** Begin STORED RECORDS **

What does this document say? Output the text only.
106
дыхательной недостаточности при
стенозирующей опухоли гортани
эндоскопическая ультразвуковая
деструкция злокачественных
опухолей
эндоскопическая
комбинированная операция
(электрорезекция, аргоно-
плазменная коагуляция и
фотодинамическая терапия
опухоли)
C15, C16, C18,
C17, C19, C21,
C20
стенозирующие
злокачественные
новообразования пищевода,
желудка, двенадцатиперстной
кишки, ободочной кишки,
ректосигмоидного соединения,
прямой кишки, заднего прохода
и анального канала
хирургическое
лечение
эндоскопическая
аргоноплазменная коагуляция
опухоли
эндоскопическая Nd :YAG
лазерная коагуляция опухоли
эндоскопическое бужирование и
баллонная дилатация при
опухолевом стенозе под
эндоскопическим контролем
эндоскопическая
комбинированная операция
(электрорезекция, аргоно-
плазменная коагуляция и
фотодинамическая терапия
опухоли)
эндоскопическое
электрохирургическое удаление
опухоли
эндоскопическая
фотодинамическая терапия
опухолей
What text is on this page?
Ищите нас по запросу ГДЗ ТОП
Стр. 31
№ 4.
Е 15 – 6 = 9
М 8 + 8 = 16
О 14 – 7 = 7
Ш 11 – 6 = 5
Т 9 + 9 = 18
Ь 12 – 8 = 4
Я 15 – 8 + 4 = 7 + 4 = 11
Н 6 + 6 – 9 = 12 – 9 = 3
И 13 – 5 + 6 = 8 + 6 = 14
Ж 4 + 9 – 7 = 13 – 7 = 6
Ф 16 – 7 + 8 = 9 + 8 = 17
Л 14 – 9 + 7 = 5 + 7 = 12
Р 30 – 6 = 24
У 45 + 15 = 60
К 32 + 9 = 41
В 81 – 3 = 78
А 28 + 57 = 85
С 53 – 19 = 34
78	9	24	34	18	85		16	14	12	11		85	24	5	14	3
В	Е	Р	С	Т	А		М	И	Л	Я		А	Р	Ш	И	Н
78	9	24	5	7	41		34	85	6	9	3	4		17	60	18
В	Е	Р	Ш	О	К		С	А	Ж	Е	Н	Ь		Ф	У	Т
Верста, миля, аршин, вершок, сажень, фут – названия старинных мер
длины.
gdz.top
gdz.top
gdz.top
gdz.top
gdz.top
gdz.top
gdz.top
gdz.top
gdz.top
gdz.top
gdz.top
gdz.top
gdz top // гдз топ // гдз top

** End STORED RECORDS **

— STATED EXERCISE —
Restate each record exactly as written.

— EXERCISE OUTPUT —
What does this document say? Output the text only.
106
дыхательной недостаточности при
стенозирующей опухоли гортани
эндоскопическая ультразвуковая
деструкция злокачественных
опухолей
эндоскопическая
комбинированная операция
(электрорезекция, аргоно-
плазменная коагуляция и
фотодинамическая терапия
опухоли)
C15, C16, C18,
C17, C19, C21,
C20
стенозирующие
злокачественные
новообразования пищевода,
желудка, двенадцатиперстной
кишки, ободочной кишки,
ректосигмоидного соединения,
прямой кишки, заднего прохода
и анального канала
хирургическое
лечение
эндоскопическая
аргоноплазменная коагуляция
опухоли
эндоскопическая Nd :YAG
лазерная коагуляция опухоли
эндоскопическое бужирование и
баллонная дилатация при
опухолевом стенозе под
эндоскопическим контролем
эндоскопическая
комбинированная операция
(электрорезекция, аргоно-
плазменная коагуляция и
фотодинамическая терапия
опухоли)
эндоскопическое
электрохирургическое удаление
опухоли
эндоскопическая
фотодинамическая терапия
опухолей
What text is on this page?
Ищите нас по запросу ГДЗ ТОП
Стр. 31
№ 4.
Е 15 – 6 = 9
М 8 + 8 = 16
О 14 – 7 = 7
Ш 11 – 6 = 5
Т 9 + 9 = 18
Ь 12 – 8 = 4
Я 15 – 8 + 4 = 7 + 4 = 11
Н 6 + 6 – 9 = 12 – 9 = 3
И 13 – 5 + 6 = 8 + 6 = 14
Ж 4 + 9 – 7 = 13 – 7 = 6
Ф 16 – 7 + 8 = 9 + 8 = 17
Л 14 – 9 + 7 = 5 + 7 = 12
Р 30 – 6 = 24
У 45 + 15 = 60
К 32 + 9 = 41
В 81 – 3 = 78
А 28 + 57 = 85
С 53 – 19 = 34
78	9	24	34	18	85		16	14	12	11		85	24	5	14	3
В	Е	Р	С	Т	А		М	И	Л	Я		А	Р	Ш	И	Н
78	9	24	5	7	41		34	85	6	9	3	4		17	60	18
В	Е	Р	Ш	О	К		С	А	Ж	Е	Н	Ь		Ф	У	Т
Верста, миля, аршин, вершок, сажень, фут – названия старинных мер
длины.
gdz.top
gdz.top
gdz.top
gdz.top
gdz.top
gdz.top
gdz.top
gdz.top
gdz.top
gdz.top
gdz.top
gdz.top
gdz top // гдз топ // гдз top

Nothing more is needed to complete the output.